**WRITTEN EXERCISE:**
Repeat each line exactly as it is written.

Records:

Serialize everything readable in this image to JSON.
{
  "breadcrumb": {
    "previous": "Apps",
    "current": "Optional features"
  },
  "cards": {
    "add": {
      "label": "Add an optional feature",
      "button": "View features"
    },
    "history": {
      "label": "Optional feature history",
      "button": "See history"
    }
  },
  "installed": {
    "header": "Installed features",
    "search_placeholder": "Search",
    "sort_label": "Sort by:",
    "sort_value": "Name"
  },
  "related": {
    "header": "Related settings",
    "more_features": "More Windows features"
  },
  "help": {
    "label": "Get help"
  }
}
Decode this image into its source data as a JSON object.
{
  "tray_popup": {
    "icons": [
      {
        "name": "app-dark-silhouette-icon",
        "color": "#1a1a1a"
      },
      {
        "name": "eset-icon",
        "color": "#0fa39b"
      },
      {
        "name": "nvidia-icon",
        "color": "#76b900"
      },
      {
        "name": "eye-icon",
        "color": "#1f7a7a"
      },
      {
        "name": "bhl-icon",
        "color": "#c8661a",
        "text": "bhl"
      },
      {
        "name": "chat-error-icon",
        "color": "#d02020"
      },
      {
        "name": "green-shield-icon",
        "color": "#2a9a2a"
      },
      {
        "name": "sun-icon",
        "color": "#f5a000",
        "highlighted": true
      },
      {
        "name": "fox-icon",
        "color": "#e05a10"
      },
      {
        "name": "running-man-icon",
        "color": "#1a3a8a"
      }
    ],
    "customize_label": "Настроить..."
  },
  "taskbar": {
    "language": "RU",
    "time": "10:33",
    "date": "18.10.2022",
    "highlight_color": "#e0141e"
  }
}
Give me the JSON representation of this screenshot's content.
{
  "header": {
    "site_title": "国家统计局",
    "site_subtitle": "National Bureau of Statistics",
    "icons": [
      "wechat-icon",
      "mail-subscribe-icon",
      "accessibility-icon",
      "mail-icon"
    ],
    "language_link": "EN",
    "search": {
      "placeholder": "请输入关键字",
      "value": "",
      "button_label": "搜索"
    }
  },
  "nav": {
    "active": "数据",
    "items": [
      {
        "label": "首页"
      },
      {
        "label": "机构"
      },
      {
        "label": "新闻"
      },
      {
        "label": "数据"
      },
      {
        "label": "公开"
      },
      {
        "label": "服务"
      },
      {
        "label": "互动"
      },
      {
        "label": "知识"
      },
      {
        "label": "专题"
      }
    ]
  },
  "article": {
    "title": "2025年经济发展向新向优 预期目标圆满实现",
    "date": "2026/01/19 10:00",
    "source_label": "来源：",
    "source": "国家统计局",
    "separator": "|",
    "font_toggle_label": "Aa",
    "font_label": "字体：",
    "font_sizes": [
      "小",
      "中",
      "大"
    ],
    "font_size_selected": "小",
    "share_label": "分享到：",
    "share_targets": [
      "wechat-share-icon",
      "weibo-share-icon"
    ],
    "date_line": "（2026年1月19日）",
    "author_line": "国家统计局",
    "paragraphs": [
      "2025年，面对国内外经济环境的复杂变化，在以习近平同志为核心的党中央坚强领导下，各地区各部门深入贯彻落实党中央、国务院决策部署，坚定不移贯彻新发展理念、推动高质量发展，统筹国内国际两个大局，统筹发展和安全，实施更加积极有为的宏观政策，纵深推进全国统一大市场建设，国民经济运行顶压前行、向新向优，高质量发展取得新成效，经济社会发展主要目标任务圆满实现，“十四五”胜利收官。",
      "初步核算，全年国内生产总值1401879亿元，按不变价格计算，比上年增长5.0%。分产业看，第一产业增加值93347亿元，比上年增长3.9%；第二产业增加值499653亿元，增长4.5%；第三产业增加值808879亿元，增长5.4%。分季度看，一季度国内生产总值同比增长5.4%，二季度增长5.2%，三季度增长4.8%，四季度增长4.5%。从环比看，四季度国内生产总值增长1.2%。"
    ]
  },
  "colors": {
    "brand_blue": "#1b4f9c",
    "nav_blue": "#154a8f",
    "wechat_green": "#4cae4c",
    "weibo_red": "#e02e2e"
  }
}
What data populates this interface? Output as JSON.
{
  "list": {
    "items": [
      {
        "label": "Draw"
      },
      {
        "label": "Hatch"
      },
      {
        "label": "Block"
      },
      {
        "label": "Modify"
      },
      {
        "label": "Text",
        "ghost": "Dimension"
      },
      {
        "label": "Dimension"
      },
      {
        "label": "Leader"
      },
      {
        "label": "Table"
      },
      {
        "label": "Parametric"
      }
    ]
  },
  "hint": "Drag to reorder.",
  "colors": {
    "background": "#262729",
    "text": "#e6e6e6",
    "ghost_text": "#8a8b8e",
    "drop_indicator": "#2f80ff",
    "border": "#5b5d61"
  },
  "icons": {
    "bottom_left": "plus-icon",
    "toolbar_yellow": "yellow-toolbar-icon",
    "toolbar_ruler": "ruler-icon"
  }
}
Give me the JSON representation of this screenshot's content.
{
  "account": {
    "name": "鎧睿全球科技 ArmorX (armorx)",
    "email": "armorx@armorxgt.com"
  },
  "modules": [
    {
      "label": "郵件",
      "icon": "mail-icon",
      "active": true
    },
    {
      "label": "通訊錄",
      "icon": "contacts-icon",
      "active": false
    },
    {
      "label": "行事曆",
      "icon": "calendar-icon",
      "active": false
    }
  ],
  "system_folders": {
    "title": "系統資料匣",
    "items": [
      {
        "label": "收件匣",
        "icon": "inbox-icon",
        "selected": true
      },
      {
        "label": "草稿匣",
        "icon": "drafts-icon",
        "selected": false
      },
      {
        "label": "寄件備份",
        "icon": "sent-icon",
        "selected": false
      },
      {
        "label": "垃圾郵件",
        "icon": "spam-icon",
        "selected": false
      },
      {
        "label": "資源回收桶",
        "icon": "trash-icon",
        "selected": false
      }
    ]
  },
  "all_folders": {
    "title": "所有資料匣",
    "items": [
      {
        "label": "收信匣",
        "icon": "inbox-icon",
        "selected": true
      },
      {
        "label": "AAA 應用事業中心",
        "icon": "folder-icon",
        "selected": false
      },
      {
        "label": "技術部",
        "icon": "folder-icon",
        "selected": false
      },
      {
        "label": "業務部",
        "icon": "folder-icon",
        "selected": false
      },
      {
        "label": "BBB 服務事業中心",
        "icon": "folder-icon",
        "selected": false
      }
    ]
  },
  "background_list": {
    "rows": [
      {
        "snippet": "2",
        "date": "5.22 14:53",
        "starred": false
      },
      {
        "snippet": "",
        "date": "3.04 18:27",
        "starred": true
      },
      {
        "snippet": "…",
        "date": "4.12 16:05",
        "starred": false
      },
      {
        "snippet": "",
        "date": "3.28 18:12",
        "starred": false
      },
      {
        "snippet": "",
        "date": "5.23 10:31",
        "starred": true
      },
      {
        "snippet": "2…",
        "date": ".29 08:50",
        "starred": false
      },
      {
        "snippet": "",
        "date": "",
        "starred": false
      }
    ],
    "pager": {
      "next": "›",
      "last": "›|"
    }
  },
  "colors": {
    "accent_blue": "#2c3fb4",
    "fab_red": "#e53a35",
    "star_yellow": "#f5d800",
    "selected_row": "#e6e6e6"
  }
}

**CORRECT ANSWER:**
Serialize everything readable in this image to JSON.
{
  "breadcrumb": {
    "previous": "Apps",
    "current": "Optional features"
  },
  "cards": {
    "add": {
      "label": "Add an optional feature",
      "button": "View features"
    },
    "history": {
      "label": "Optional feature history",
      "button": "See history"
    }
  },
  "installed": {
    "header": "Installed features",
    "search_placeholder": "Search",
    "sort_label": "Sort by:",
    "sort_value": "Name"
  },
  "related": {
    "header": "Related settings",
    "more_features": "More Windows features"
  },
  "help": {
    "label": "Get help"
  }
}
Decode this image into its source data as a JSON object.
{
  "tray_popup": {
    "icons": [
      {
        "name": "app-dark-silhouette-icon",
        "color": "#1a1a1a"
      },
      {
        "name": "eset-icon",
        "color": "#0fa39b"
      },
      {
        "name": "nvidia-icon",
        "color": "#76b900"
      },
      {
        "name": "eye-icon",
        "color": "#1f7a7a"
      },
      {
        "name": "bhl-icon",
        "color": "#c8661a",
        "text": "bhl"
      },
      {
        "name": "chat-error-icon",
        "color": "#d02020"
      },
      {
        "name": "green-shield-icon",
        "color": "#2a9a2a"
      },
      {
        "name": "sun-icon",
        "color": "#f5a000",
        "highlighted": true
      },
      {
        "name": "fox-icon",
        "color": "#e05a10"
      },
      {
        "name": "running-man-icon",
        "color": "#1a3a8a"
      }
    ],
    "customize_label": "Настроить..."
  },
  "taskbar": {
    "language": "RU",
    "time": "10:33",
    "date": "18.10.2022",
    "highlight_color": "#e0141e"
  }
}
Give me the JSON representation of this screenshot's content.
{
  "header": {
    "site_title": "国家统计局",
    "site_subtitle": "National Bureau of Statistics",
    "icons": [
      "wechat-icon",
      "mail-subscribe-icon",
      "accessibility-icon",
      "mail-icon"
    ],
    "language_link": "EN",
    "search": {
      "placeholder": "请输入关键字",
      "value": "",
      "button_label": "搜索"
    }
  },
  "nav": {
    "active": "数据",
    "items": [
      {
        "label": "首页"
      },
      {
        "label": "机构"
      },
      {
        "label": "新闻"
      },
      {
        "label": "数据"
      },
      {
        "label": "公开"
      },
      {
        "label": "服务"
      },
      {
        "label": "互动"
      },
      {
        "label": "知识"
      },
      {
        "label": "专题"
      }
    ]
  },
  "article": {
    "title": "2025年经济发展向新向优 预期目标圆满实现",
    "date": "2026/01/19 10:00",
    "source_label": "来源：",
    "source": "国家统计局",
    "separator": "|",
    "font_toggle_label": "Aa",
    "font_label": "字体：",
    "font_sizes": [
      "小",
      "中",
      "大"
    ],
    "font_size_selected": "小",
    "share_label": "分享到：",
    "share_targets": [
      "wechat-share-icon",
      "weibo-share-icon"
    ],
    "date_line": "（2026年1月19日）",
    "author_line": "国家统计局",
    "paragraphs": [
      "2025年，面对国内外经济环境的复杂变化，在以习近平同志为核心的党中央坚强领导下，各地区各部门深入贯彻落实党中央、国务院决策部署，坚定不移贯彻新发展理念、推动高质量发展，统筹国内国际两个大局，统筹发展和安全，实施更加积极有为的宏观政策，纵深推进全国统一大市场建设，国民经济运行顶压前行、向新向优，高质量发展取得新成效，经济社会发展主要目标任务圆满实现，“十四五”胜利收官。",
      "初步核算，全年国内生产总值1401879亿元，按不变价格计算，比上年增长5.0%。分产业看，第一产业增加值93347亿元，比上年增长3.9%；第二产业增加值499653亿元，增长4.5%；第三产业增加值808879亿元，增长5.4%。分季度看，一季度国内生产总值同比增长5.4%，二季度增长5.2%，三季度增长4.8%，四季度增长4.5%。从环比看，四季度国内生产总值增长1.2%。"
    ]
  },
  "colors": {
    "brand_blue": "#1b4f9c",
    "nav_blue": "#154a8f",
    "wechat_green": "#4cae4c",
    "weibo_red": "#e02e2e"
  }
}
What data populates this interface? Output as JSON.
{
  "list": {
    "items": [
      {
        "label": "Draw"
      },
      {
        "label": "Hatch"
      },
      {
        "label": "Block"
      },
      {
        "label": "Modify"
      },
      {
        "label": "Text",
        "ghost": "Dimension"
      },
      {
        "label": "Dimension"
      },
      {
        "label": "Leader"
      },
      {
        "label": "Table"
      },
      {
        "label": "Parametric"
      }
    ]
  },
  "hint": "Drag to reorder.",
  "colors": {
    "background": "#262729",
    "text": "#e6e6e6",
    "ghost_text": "#8a8b8e",
    "drop_indicator": "#2f80ff",
    "border": "#5b5d61"
  },
  "icons": {
    "bottom_left": "plus-icon",
    "toolbar_yellow": "yellow-toolbar-icon",
    "toolbar_ruler": "ruler-icon"
  }
}
Give me the JSON representation of this screenshot's content.
{
  "account": {
    "name": "鎧睿全球科技 ArmorX (armorx)",
    "email": "armorx@armorxgt.com"
  },
  "modules": [
    {
      "label": "郵件",
      "icon": "mail-icon",
      "active": true
    },
    {
      "label": "通訊錄",
      "icon": "contacts-icon",
      "active": false
    },
    {
      "label": "行事曆",
      "icon": "calendar-icon",
      "active": false
    }
  ],
  "system_folders": {
    "title": "系統資料匣",
    "items": [
      {
        "label": "收件匣",
        "icon": "inbox-icon",
        "selected": true
      },
      {
        "label": "草稿匣",
        "icon": "drafts-icon",
        "selected": false
      },
      {
        "label": "寄件備份",
        "icon": "sent-icon",
        "selected": false
      },
      {
        "label": "垃圾郵件",
        "icon": "spam-icon",
        "selected": false
      },
      {
        "label": "資源回收桶",
        "icon": "trash-icon",
        "selected": false
      }
    ]
  },
  "all_folders": {
    "title": "所有資料匣",
    "items": [
      {
        "label": "收信匣",
        "icon": "inbox-icon",
        "selected": true
      },
      {
        "label": "AAA 應用事業中心",
        "icon": "folder-icon",
        "selected": false
      },
      {
        "label": "技術部",
        "icon": "folder-icon",
        "selected": false
      },
      {
        "label": "業務部",
        "icon": "folder-icon",
        "selected": false
      },
      {
        "label": "BBB 服務事業中心",
        "icon": "folder-icon",
        "selected": false
      }
    ]
  },
  "background_list": {
    "rows": [
      {
        "snippet": "2",
        "date": "5.22 14:53",
        "starred": false
      },
      {
        "snippet": "",
        "date": "3.04 18:27",
        "starred": true
      },
      {
        "snippet": "…",
        "date": "4.12 16:05",
        "starred": false
      },
      {
        "snippet": "",
        "date": "3.28 18:12",
        "starred": false
      },
      {
        "snippet": "",
        "date": "5.23 10:31",
        "starred": true
      },
      {
        "snippet": "2…",
        "date": ".29 08:50",
        "starred": false
      },
      {
        "snippet": "",
        "date": "",
        "starred": false
      }
    ],
    "pager": {
      "next": "›",
      "last": "›|"
    }
  },
  "colors": {
    "accent_blue": "#2c3fb4",
    "fab_red": "#e53a35",
    "star_yellow": "#f5d800",
    "selected_row": "#e6e6e6"
  }
}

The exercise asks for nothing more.